Aim: Reproduce every line of the entries below word for word, changing nothing.

[Dataset rows]

____________________

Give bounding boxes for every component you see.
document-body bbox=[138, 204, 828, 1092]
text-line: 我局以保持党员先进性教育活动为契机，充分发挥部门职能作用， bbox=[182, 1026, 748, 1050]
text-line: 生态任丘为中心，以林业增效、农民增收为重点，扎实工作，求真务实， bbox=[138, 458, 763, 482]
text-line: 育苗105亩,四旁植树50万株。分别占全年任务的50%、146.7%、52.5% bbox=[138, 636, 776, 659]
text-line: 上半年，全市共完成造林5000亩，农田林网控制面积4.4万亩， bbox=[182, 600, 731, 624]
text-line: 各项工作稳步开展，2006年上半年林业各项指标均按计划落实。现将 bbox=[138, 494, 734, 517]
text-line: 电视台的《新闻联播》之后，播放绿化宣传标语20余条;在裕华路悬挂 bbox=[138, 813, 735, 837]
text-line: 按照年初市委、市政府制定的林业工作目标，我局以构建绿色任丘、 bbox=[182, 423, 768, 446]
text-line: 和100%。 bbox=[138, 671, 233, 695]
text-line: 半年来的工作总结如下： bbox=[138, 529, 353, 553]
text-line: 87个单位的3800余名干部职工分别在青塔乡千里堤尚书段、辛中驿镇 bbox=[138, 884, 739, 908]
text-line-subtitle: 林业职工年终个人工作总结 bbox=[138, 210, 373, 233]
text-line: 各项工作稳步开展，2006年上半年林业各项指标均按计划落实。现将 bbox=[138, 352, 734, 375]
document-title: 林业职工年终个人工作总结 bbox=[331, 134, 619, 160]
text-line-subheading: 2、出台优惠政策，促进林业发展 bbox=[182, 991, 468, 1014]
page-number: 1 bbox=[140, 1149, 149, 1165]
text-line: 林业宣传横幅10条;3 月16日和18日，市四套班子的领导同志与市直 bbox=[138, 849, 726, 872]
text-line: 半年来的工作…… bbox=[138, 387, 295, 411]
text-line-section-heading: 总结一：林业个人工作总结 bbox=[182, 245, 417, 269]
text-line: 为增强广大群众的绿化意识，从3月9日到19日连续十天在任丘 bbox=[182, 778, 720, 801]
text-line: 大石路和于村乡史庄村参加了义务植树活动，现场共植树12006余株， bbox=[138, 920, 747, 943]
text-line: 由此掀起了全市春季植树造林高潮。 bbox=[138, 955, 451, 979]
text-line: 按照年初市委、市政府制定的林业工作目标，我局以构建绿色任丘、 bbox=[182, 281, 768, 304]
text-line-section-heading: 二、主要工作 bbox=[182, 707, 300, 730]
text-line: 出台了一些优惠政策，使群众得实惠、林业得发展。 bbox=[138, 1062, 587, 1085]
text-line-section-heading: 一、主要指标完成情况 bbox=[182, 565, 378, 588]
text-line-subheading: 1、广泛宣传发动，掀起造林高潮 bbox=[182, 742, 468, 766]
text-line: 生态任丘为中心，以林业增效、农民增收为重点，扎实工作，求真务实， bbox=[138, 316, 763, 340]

____________________

Output for this exercise:
Give bounding boxes for every component you see.
document-body bbox=[138, 204, 828, 1092]
text-line: 我局以保持党员先进性教育活动为契机，充分发挥部门职能作用， bbox=[182, 1026, 748, 1050]
text-line: 生态任丘为中心，以林业增效、农民增收为重点，扎实工作，求真务实， bbox=[138, 458, 763, 482]
text-line: 育苗105亩,四旁植树50万株。分别占全年任务的50%、146.7%、52.5% bbox=[138, 636, 776, 659]
text-line: 上半年，全市共完成造林5000亩，农田林网控制面积4.4万亩， bbox=[182, 600, 731, 624]
text-line: 各项工作稳步开展，2006年上半年林业各项指标均按计划落实。现将 bbox=[138, 494, 734, 517]
text-line: 电视台的《新闻联播》之后，播放绿化宣传标语20余条;在裕华路悬挂 bbox=[138, 813, 735, 837]
text-line: 按照年初市委、市政府制定的林业工作目标，我局以构建绿色任丘、 bbox=[182, 423, 768, 446]
text-line: 和100%。 bbox=[138, 671, 233, 695]
text-line: 半年来的工作总结如下： bbox=[138, 529, 353, 553]
text-line: 87个单位的3800余名干部职工分别在青塔乡千里堤尚书段、辛中驿镇 bbox=[138, 884, 739, 908]
text-line-subtitle: 林业职工年终个人工作总结 bbox=[138, 210, 373, 233]
text-line: 各项工作稳步开展，2006年上半年林业各项指标均按计划落实。现将 bbox=[138, 352, 734, 375]
document-title: 林业职工年终个人工作总结 bbox=[331, 134, 619, 160]
text-line-subheading: 2、出台优惠政策，促进林业发展 bbox=[182, 991, 468, 1014]
page-number: 1 bbox=[140, 1149, 149, 1165]
text-line: 林业宣传横幅10条;3 月16日和18日，市四套班子的领导同志与市直 bbox=[138, 849, 726, 872]
text-line: 半年来的工作…… bbox=[138, 387, 295, 411]
text-line-section-heading: 总结一：林业个人工作总结 bbox=[182, 245, 417, 269]
text-line: 为增强广大群众的绿化意识，从3月9日到19日连续十天在任丘 bbox=[182, 778, 720, 801]
text-line: 大石路和于村乡史庄村参加了义务植树活动，现场共植树12006余株， bbox=[138, 920, 747, 943]
text-line: 由此掀起了全市春季植树造林高潮。 bbox=[138, 955, 451, 979]
text-line: 按照年初市委、市政府制定的林业工作目标，我局以构建绿色任丘、 bbox=[182, 281, 768, 304]
text-line-section-heading: 二、主要工作 bbox=[182, 707, 300, 730]
text-line: 出台了一些优惠政策，使群众得实惠、林业得发展。 bbox=[138, 1062, 587, 1085]
text-line-section-heading: 一、主要指标完成情况 bbox=[182, 565, 378, 588]
text-line-subheading: 1、广泛宣传发动，掀起造林高潮 bbox=[182, 742, 468, 766]
text-line: 生态任丘为中心，以林业增效、农民增收为重点，扎实工作，求真务实， bbox=[138, 316, 763, 340]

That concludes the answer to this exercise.